Write the material out again exactly.

[Begin Data provided]

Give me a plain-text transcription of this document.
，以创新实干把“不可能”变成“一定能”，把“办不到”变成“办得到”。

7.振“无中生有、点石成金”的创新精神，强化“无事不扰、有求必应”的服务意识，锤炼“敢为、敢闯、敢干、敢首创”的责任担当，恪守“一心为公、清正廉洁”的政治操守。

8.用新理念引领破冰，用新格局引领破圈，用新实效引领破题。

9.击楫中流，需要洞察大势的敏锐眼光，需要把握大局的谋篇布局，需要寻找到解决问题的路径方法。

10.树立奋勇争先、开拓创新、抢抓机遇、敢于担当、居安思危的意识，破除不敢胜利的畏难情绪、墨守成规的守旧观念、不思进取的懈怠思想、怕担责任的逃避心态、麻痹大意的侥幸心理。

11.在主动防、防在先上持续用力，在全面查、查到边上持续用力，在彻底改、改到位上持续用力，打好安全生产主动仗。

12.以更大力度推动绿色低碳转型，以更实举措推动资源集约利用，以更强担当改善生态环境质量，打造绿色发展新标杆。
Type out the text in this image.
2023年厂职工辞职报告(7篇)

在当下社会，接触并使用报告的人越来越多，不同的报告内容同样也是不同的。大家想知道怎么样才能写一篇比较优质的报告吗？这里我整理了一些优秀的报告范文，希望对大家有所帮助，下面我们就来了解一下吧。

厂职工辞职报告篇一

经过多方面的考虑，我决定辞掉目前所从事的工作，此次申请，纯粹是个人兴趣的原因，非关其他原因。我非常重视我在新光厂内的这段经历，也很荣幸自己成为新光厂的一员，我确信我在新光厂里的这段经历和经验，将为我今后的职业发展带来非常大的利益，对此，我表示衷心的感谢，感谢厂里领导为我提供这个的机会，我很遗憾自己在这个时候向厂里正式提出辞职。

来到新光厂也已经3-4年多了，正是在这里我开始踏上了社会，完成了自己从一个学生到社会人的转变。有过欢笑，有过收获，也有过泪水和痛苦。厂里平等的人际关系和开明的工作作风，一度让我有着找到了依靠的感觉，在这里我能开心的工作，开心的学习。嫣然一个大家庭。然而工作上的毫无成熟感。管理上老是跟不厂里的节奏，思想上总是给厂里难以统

[End Data provided]

## [Output]
Give me a plain-text transcription of this document.
，以创新实干把“不可能”变成“一定能”，把“办不到”变成“办得到”。

7.振“无中生有、点石成金”的创新精神，强化“无事不扰、有求必应”的服务意识，锤炼“敢为、敢闯、敢干、敢首创”的责任担当，恪守“一心为公、清正廉洁”的政治操守。

8.用新理念引领破冰，用新格局引领破圈，用新实效引领破题。

9.击楫中流，需要洞察大势的敏锐眼光，需要把握大局的谋篇布局，需要寻找到解决问题的路径方法。

10.树立奋勇争先、开拓创新、抢抓机遇、敢于担当、居安思危的意识，破除不敢胜利的畏难情绪、墨守成规的守旧观念、不思进取的懈怠思想、怕担责任的逃避心态、麻痹大意的侥幸心理。

11.在主动防、防在先上持续用力，在全面查、查到边上持续用力，在彻底改、改到位上持续用力，打好安全生产主动仗。

12.以更大力度推动绿色低碳转型，以更实举措推动资源集约利用，以更强担当改善生态环境质量，打造绿色发展新标杆。
Type out the text in this image.
2023年厂职工辞职报告(7篇)

在当下社会，接触并使用报告的人越来越多，不同的报告内容同样也是不同的。大家想知道怎么样才能写一篇比较优质的报告吗？这里我整理了一些优秀的报告范文，希望对大家有所帮助，下面我们就来了解一下吧。

厂职工辞职报告篇一

经过多方面的考虑，我决定辞掉目前所从事的工作，此次申请，纯粹是个人兴趣的原因，非关其他原因。我非常重视我在新光厂内的这段经历，也很荣幸自己成为新光厂的一员，我确信我在新光厂里的这段经历和经验，将为我今后的职业发展带来非常大的利益，对此，我表示衷心的感谢，感谢厂里领导为我提供这个的机会，我很遗憾自己在这个时候向厂里正式提出辞职。

来到新光厂也已经3-4年多了，正是在这里我开始踏上了社会，完成了自己从一个学生到社会人的转变。有过欢笑，有过收获，也有过泪水和痛苦。厂里平等的人际关系和开明的工作作风，一度让我有着找到了依靠的感觉，在这里我能开心的工作，开心的学习。嫣然一个大家庭。然而工作上的毫无成熟感。管理上老是跟不厂里的节奏，思想上总是给厂里难以统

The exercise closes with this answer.